WHAT IS BEING ASKED ▸ Write the entries out again exactly as they stand, but without the pictures.

+ + +

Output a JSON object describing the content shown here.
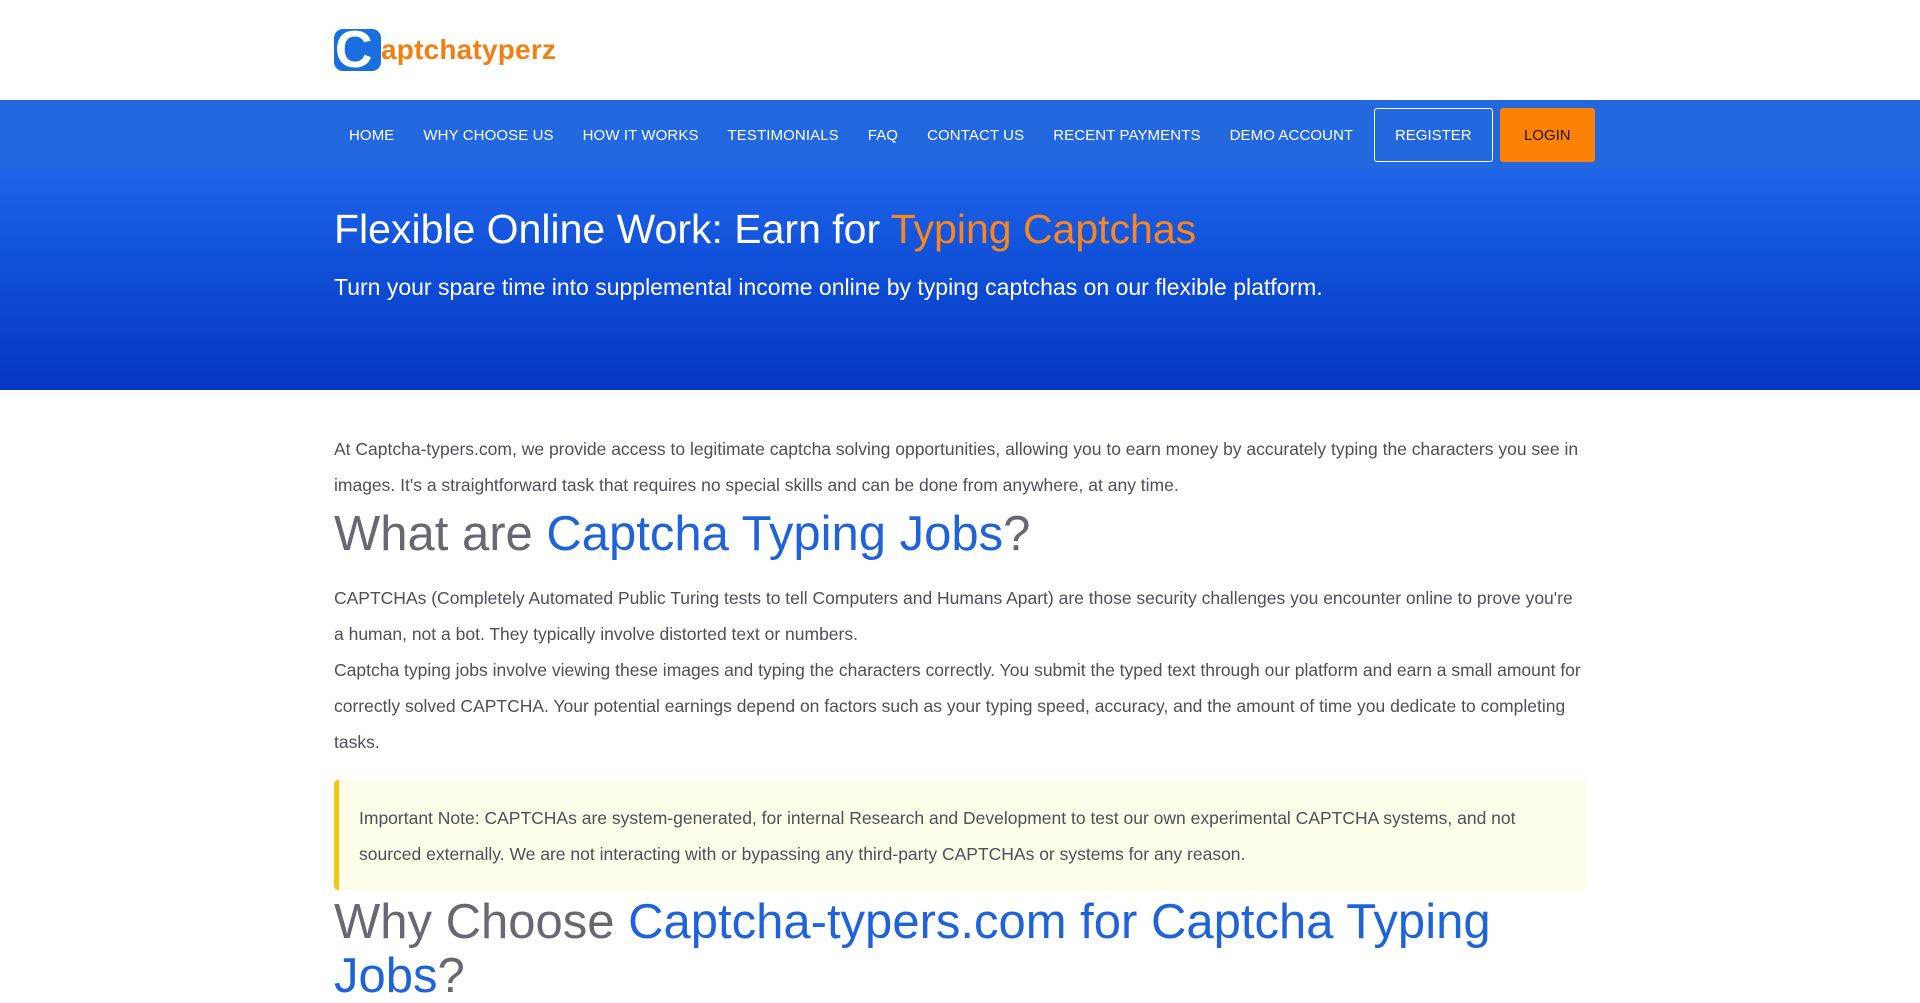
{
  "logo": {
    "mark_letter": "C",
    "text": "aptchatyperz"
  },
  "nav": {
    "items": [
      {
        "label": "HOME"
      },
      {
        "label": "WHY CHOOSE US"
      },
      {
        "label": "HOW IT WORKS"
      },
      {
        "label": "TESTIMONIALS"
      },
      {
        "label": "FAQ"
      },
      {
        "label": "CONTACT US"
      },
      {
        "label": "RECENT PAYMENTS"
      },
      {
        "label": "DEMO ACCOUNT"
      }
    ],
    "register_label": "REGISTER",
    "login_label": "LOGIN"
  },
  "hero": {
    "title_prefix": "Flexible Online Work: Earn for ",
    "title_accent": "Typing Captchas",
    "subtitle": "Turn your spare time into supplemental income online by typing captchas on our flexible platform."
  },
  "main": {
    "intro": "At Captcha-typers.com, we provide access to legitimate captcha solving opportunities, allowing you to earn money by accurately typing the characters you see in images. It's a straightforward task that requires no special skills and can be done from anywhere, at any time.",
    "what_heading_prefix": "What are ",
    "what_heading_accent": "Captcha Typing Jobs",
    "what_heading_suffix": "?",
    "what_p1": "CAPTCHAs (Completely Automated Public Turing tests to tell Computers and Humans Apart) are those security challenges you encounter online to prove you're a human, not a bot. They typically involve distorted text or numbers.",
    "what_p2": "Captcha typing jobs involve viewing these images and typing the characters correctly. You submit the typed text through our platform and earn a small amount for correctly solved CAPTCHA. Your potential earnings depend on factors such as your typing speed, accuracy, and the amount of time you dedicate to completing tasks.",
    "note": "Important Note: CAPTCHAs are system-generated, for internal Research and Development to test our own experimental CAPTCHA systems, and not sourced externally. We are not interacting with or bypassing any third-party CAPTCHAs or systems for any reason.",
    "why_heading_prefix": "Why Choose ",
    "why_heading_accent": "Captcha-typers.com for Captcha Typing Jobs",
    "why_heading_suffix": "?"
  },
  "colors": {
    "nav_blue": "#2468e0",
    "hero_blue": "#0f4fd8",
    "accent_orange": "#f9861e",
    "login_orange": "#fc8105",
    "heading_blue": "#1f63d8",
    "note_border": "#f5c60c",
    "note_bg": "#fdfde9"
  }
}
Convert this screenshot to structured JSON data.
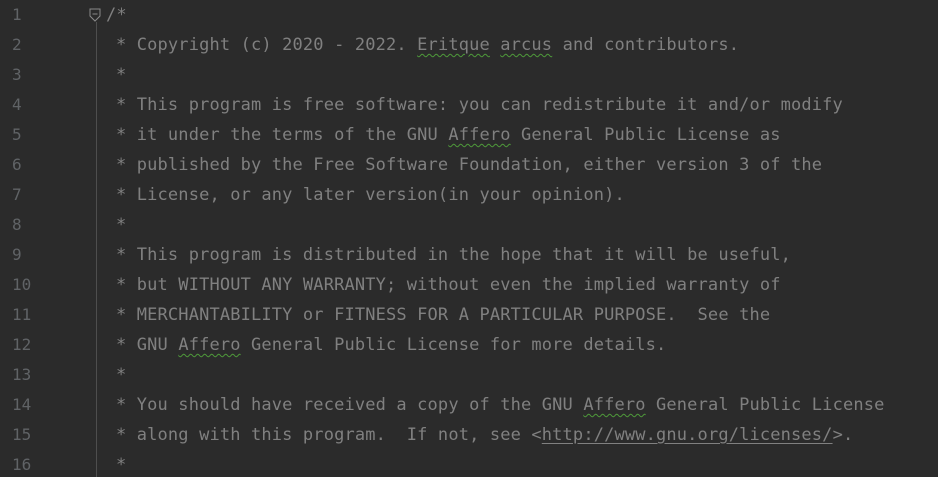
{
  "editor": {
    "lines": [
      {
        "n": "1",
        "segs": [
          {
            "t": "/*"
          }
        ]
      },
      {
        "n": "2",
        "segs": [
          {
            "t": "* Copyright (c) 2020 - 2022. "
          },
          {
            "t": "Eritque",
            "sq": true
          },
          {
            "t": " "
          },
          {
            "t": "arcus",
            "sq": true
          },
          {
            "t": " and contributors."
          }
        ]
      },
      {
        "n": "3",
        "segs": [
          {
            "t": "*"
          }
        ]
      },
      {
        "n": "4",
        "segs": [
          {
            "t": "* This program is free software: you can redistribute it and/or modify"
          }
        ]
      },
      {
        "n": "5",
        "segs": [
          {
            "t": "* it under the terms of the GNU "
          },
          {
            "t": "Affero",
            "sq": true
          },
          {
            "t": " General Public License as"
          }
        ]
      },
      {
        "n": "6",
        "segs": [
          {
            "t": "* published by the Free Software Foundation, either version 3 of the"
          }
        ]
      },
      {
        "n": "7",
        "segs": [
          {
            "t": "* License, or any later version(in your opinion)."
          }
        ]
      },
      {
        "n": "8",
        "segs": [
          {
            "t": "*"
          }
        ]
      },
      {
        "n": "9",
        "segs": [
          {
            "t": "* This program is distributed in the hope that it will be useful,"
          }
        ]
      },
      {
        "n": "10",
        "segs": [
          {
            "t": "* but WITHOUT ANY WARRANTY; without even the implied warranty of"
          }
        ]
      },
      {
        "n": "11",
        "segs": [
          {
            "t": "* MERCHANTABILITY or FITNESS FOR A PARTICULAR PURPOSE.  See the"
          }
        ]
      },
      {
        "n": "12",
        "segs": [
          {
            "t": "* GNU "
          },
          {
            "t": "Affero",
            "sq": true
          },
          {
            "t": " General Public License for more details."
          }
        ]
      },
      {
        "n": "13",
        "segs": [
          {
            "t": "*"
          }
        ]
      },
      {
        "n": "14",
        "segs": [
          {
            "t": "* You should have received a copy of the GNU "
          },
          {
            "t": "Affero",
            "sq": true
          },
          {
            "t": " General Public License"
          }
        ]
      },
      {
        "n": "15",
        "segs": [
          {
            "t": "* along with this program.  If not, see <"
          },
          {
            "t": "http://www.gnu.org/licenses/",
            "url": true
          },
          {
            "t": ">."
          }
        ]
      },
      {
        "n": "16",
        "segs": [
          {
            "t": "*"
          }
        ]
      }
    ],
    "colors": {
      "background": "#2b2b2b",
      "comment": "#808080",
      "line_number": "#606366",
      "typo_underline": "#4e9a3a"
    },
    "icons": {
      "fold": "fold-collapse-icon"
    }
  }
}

+ + +

OUTPUT FOR THIS TASK ▸
Output a JSON object describing the content shown here.
{
  "logo": {
    "mark_letter": "C",
    "text": "aptchatyperz"
  },
  "nav": {
    "items": [
      {
        "label": "HOME"
      },
      {
        "label": "WHY CHOOSE US"
      },
      {
        "label": "HOW IT WORKS"
      },
      {
        "label": "TESTIMONIALS"
      },
      {
        "label": "FAQ"
      },
      {
        "label": "CONTACT US"
      },
      {
        "label": "RECENT PAYMENTS"
      },
      {
        "label": "DEMO ACCOUNT"
      }
    ],
    "register_label": "REGISTER",
    "login_label": "LOGIN"
  },
  "hero": {
    "title_prefix": "Flexible Online Work: Earn for ",
    "title_accent": "Typing Captchas",
    "subtitle": "Turn your spare time into supplemental income online by typing captchas on our flexible platform."
  },
  "main": {
    "intro": "At Captcha-typers.com, we provide access to legitimate captcha solving opportunities, allowing you to earn money by accurately typing the characters you see in images. It's a straightforward task that requires no special skills and can be done from anywhere, at any time.",
    "what_heading_prefix": "What are ",
    "what_heading_accent": "Captcha Typing Jobs",
    "what_heading_suffix": "?",
    "what_p1": "CAPTCHAs (Completely Automated Public Turing tests to tell Computers and Humans Apart) are those security challenges you encounter online to prove you're a human, not a bot. They typically involve distorted text or numbers.",
    "what_p2": "Captcha typing jobs involve viewing these images and typing the characters correctly. You submit the typed text through our platform and earn a small amount for correctly solved CAPTCHA. Your potential earnings depend on factors such as your typing speed, accuracy, and the amount of time you dedicate to completing tasks.",
    "note": "Important Note: CAPTCHAs are system-generated, for internal Research and Development to test our own experimental CAPTCHA systems, and not sourced externally. We are not interacting with or bypassing any third-party CAPTCHAs or systems for any reason.",
    "why_heading_prefix": "Why Choose ",
    "why_heading_accent": "Captcha-typers.com for Captcha Typing Jobs",
    "why_heading_suffix": "?"
  },
  "colors": {
    "nav_blue": "#2468e0",
    "hero_blue": "#0f4fd8",
    "accent_orange": "#f9861e",
    "login_orange": "#fc8105",
    "heading_blue": "#1f63d8",
    "note_border": "#f5c60c",
    "note_bg": "#fdfde9"
  }
}
Convert this screenshot to structured JSON data.
{
  "editor": {
    "lines": [
      {
        "n": "1",
        "segs": [
          {
            "t": "/*"
          }
        ]
      },
      {
        "n": "2",
        "segs": [
          {
            "t": "* Copyright (c) 2020 - 2022. "
          },
          {
            "t": "Eritque",
            "sq": true
          },
          {
            "t": " "
          },
          {
            "t": "arcus",
            "sq": true
          },
          {
            "t": " and contributors."
          }
        ]
      },
      {
        "n": "3",
        "segs": [
          {
            "t": "*"
          }
        ]
      },
      {
        "n": "4",
        "segs": [
          {
            "t": "* This program is free software: you can redistribute it and/or modify"
          }
        ]
      },
      {
        "n": "5",
        "segs": [
          {
            "t": "* it under the terms of the GNU "
          },
          {
            "t": "Affero",
            "sq": true
          },
          {
            "t": " General Public License as"
          }
        ]
      },
      {
        "n": "6",
        "segs": [
          {
            "t": "* published by the Free Software Foundation, either version 3 of the"
          }
        ]
      },
      {
        "n": "7",
        "segs": [
          {
            "t": "* License, or any later version(in your opinion)."
          }
        ]
      },
      {
        "n": "8",
        "segs": [
          {
            "t": "*"
          }
        ]
      },
      {
        "n": "9",
        "segs": [
          {
            "t": "* This program is distributed in the hope that it will be useful,"
          }
        ]
      },
      {
        "n": "10",
        "segs": [
          {
            "t": "* but WITHOUT ANY WARRANTY; without even the implied warranty of"
          }
        ]
      },
      {
        "n": "11",
        "segs": [
          {
            "t": "* MERCHANTABILITY or FITNESS FOR A PARTICULAR PURPOSE.  See the"
          }
        ]
      },
      {
        "n": "12",
        "segs": [
          {
            "t": "* GNU "
          },
          {
            "t": "Affero",
            "sq": true
          },
          {
            "t": " General Public License for more details."
          }
        ]
      },
      {
        "n": "13",
        "segs": [
          {
            "t": "*"
          }
        ]
      },
      {
        "n": "14",
        "segs": [
          {
            "t": "* You should have received a copy of the GNU "
          },
          {
            "t": "Affero",
            "sq": true
          },
          {
            "t": " General Public License"
          }
        ]
      },
      {
        "n": "15",
        "segs": [
          {
            "t": "* along with this program.  If not, see <"
          },
          {
            "t": "http://www.gnu.org/licenses/",
            "url": true
          },
          {
            "t": ">."
          }
        ]
      },
      {
        "n": "16",
        "segs": [
          {
            "t": "*"
          }
        ]
      }
    ],
    "colors": {
      "background": "#2b2b2b",
      "comment": "#808080",
      "line_number": "#606366",
      "typo_underline": "#4e9a3a"
    },
    "icons": {
      "fold": "fold-collapse-icon"
    }
  }
}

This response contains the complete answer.